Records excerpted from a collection
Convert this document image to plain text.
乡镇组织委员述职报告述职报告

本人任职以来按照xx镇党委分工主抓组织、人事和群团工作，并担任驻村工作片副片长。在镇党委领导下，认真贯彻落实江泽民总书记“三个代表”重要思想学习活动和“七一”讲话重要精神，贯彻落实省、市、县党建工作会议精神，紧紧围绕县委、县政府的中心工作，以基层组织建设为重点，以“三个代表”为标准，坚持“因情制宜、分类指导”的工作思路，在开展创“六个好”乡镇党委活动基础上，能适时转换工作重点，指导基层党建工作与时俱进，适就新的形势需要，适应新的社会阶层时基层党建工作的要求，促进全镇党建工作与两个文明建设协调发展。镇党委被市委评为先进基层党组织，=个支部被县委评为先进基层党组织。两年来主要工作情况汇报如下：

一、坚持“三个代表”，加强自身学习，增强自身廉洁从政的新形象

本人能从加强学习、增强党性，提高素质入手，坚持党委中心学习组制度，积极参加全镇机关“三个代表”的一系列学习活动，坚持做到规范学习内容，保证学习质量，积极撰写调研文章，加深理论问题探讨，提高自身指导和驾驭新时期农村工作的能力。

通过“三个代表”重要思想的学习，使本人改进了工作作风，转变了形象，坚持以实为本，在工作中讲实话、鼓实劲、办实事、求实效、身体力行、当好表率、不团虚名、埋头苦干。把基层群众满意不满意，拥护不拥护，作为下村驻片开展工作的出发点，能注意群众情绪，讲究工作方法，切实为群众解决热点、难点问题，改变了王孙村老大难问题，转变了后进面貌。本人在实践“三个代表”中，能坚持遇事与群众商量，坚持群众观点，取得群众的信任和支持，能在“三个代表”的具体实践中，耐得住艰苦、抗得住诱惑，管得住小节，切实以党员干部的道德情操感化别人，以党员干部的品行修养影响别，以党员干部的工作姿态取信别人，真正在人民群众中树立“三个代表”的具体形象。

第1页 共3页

- Aim
Type out all of the material again, word for word.

- Exercise result
Convert this document image to plain text.
乡镇组织委员述职报告述职报告

本人任职以来按照xx镇党委分工主抓组织、人事和群团工作，并担任驻村工作片副片长。在镇党委领导下，认真贯彻落实江泽民总书记“三个代表”重要思想学习活动和“七一”讲话重要精神，贯彻落实省、市、县党建工作会议精神，紧紧围绕县委、县政府的中心工作，以基层组织建设为重点，以“三个代表”为标准，坚持“因情制宜、分类指导”的工作思路，在开展创“六个好”乡镇党委活动基础上，能适时转换工作重点，指导基层党建工作与时俱进，适就新的形势需要，适应新的社会阶层时基层党建工作的要求，促进全镇党建工作与两个文明建设协调发展。镇党委被市委评为先进基层党组织，=个支部被县委评为先进基层党组织。两年来主要工作情况汇报如下：

一、坚持“三个代表”，加强自身学习，增强自身廉洁从政的新形象

本人能从加强学习、增强党性，提高素质入手，坚持党委中心学习组制度，积极参加全镇机关“三个代表”的一系列学习活动，坚持做到规范学习内容，保证学习质量，积极撰写调研文章，加深理论问题探讨，提高自身指导和驾驭新时期农村工作的能力。

通过“三个代表”重要思想的学习，使本人改进了工作作风，转变了形象，坚持以实为本，在工作中讲实话、鼓实劲、办实事、求实效、身体力行、当好表率、不团虚名、埋头苦干。把基层群众满意不满意，拥护不拥护，作为下村驻片开展工作的出发点，能注意群众情绪，讲究工作方法，切实为群众解决热点、难点问题，改变了王孙村老大难问题，转变了后进面貌。本人在实践“三个代表”中，能坚持遇事与群众商量，坚持群众观点，取得群众的信任和支持，能在“三个代表”的具体实践中，耐得住艰苦、抗得住诱惑，管得住小节，切实以党员干部的道德情操感化别人，以党员干部的品行修养影响别，以党员干部的工作姿态取信别人，真正在人民群众中树立“三个代表”的具体形象。

第1页 共3页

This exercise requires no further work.